**PARTS OF THE EXERCISE**
a – Name every kind of tree that the Cross Timbers passage identifies by species.
b – Rewrite the stretch of the Cross Timbers passage from "The Keystone Ancient" through "grass, and wildflowers.", substituting "untouched" for "primeval".

**ARTICLE**
++++++++++++++++++++
The Keystone Ancient Forest Preserve near Sand Springs is part of a transition from the forests of the eastern United States to the prairies of the West. It is, for the most part, a wild, primeval frontier. On these 1,360 acres, post oaks as old as the American Revolution grow in nearly impenetrable thickets. Blackjack oaks shed their lower branches and wear them like armored skirts. Eastern redcedars grip the rocky bluffs that have protected them from wildfires for centuries. Everywhere in between, the prairie stakes its claim with big and little bluestem grasses, Indian grass, and wildflowers.
This forest is part of an ecosystem called the Cross Timbers, which sprawls in ragged remnants across an estimated twelve million acres of central, southern, and eastern Oklahoma and extends into parts of Kansas, Arkansas, and Texas.
“It’s the only place in the world where this unique forest cover exists,” says Mark Bays, urban forestry coordinator for the Oklahoma Forestry Services.
These ancient woodlands helped shape the settlement of Oklahoma and are critical to the state’s wildlife, water quality, and soil conservation, yet they remain generally misunderstood. “It’s not what most people think when they hear the term forest,” says Kurt Atkinson, assistant director of the Oklahoma Forestry Services. “They don’t look at it as a real forest. They think it’s just scrubby old trees that could surely be replaced with better trees, taller trees.” But these craggy forests provide the backdrop for many lakes, parks, and wildlife preserves in the state. In more urban settings, their remnants grow along the Oklahoma River near downtown Oklahoma City and on hiking trails minutes from downtown Tulsa. Rooted in shallow soils and often well-adapted to the stress of drought and the scorch of wildfires, the trees of the Cross Timbers tend to grow slowly. They are, in other words, scrawny for their age. A two hundred- to three hundred-year-old post oak standing in an Oklahoma City suburb, for example, might be only twenty feet tall.
++++++++++++++++++++
**INFORMATION SUPPLIED**
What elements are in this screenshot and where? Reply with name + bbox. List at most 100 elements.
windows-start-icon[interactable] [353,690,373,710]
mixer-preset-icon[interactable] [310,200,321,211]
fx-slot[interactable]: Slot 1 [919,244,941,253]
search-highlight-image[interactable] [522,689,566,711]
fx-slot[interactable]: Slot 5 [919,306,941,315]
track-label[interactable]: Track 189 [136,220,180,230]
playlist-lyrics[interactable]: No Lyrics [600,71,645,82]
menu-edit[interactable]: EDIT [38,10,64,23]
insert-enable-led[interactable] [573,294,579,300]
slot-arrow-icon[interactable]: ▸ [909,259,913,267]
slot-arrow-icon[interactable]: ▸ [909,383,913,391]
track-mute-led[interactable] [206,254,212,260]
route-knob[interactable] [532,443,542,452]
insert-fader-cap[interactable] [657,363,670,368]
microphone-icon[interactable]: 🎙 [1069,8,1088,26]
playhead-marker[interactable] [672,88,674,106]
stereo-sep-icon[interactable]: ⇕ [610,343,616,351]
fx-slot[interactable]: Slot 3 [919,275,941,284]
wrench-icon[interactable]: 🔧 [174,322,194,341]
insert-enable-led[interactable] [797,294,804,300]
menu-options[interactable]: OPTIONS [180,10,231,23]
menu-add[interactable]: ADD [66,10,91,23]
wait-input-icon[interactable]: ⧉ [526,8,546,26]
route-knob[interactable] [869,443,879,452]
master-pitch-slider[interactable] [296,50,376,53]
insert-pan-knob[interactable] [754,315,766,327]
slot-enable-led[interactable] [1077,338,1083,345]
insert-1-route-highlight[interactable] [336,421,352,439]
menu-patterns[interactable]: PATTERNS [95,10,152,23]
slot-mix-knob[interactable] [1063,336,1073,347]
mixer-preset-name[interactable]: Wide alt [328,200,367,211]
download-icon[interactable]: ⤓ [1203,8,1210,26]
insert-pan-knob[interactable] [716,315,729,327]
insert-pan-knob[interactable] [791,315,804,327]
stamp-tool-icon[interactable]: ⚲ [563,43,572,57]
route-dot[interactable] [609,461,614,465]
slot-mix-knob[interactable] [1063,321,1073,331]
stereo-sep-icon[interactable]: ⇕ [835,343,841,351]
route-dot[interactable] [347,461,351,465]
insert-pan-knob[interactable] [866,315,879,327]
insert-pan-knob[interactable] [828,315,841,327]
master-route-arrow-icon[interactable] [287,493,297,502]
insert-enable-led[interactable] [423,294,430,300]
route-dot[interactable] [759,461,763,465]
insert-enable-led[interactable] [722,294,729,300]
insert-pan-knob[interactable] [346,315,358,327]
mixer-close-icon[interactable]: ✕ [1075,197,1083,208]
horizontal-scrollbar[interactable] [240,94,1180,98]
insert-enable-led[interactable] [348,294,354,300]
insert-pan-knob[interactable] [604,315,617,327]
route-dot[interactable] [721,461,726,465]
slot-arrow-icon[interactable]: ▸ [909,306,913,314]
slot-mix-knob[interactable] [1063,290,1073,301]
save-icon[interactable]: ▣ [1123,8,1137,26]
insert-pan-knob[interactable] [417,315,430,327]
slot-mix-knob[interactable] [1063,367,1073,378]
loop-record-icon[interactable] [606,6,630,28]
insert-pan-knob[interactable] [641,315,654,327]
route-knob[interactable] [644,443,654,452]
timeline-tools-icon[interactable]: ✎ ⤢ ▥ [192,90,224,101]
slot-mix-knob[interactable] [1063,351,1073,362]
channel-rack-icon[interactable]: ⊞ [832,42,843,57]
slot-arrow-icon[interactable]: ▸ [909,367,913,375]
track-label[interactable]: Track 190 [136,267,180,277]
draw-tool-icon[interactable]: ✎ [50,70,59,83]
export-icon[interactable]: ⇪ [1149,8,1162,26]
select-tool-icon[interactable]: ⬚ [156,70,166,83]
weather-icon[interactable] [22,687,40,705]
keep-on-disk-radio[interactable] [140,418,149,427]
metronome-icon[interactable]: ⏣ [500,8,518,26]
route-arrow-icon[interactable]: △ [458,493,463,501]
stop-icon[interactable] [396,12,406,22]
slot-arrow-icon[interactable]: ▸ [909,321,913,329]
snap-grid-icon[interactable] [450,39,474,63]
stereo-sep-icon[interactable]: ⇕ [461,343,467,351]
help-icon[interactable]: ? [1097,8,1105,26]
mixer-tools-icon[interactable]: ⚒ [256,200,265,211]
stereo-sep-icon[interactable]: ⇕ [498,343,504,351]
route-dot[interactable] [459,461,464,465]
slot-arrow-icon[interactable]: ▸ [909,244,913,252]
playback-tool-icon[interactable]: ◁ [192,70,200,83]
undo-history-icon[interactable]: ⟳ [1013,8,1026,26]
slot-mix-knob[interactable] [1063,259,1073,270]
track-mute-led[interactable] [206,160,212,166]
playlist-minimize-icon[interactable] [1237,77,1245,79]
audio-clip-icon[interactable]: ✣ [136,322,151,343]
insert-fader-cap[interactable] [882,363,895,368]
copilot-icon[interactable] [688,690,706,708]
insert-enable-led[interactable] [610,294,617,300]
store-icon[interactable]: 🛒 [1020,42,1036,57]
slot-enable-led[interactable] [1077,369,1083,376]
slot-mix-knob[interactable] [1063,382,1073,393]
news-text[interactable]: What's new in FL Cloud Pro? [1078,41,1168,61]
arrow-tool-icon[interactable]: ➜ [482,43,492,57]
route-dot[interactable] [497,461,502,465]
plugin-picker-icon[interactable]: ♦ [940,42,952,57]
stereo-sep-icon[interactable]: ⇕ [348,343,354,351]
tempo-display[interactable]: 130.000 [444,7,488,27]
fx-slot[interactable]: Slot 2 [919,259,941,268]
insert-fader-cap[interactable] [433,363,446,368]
++++++++++++++++++++
**WORKED ANSWERS**
a –
- Post oak
- Blackjack oak
- Eastern redcedar

b –
The Keystone Ancient Forest Preserve near Sand Springs is part of a transition from the forests of the eastern United States to the prairies of the West. It is, for the most part, a wild, untouched frontier. On these 1,360 acres, post oaks as old as the American Revolution grow in nearly impenetrable thickets. Blackjack oaks shed their lower branches and wear them like armored skirts. Eastern redcedars grip the rocky bluffs that have protected them from wildfires for centuries. Everywhere in between, the prairie stakes its claim with big and little bluestem grasses, Indian grass, and wildflowers.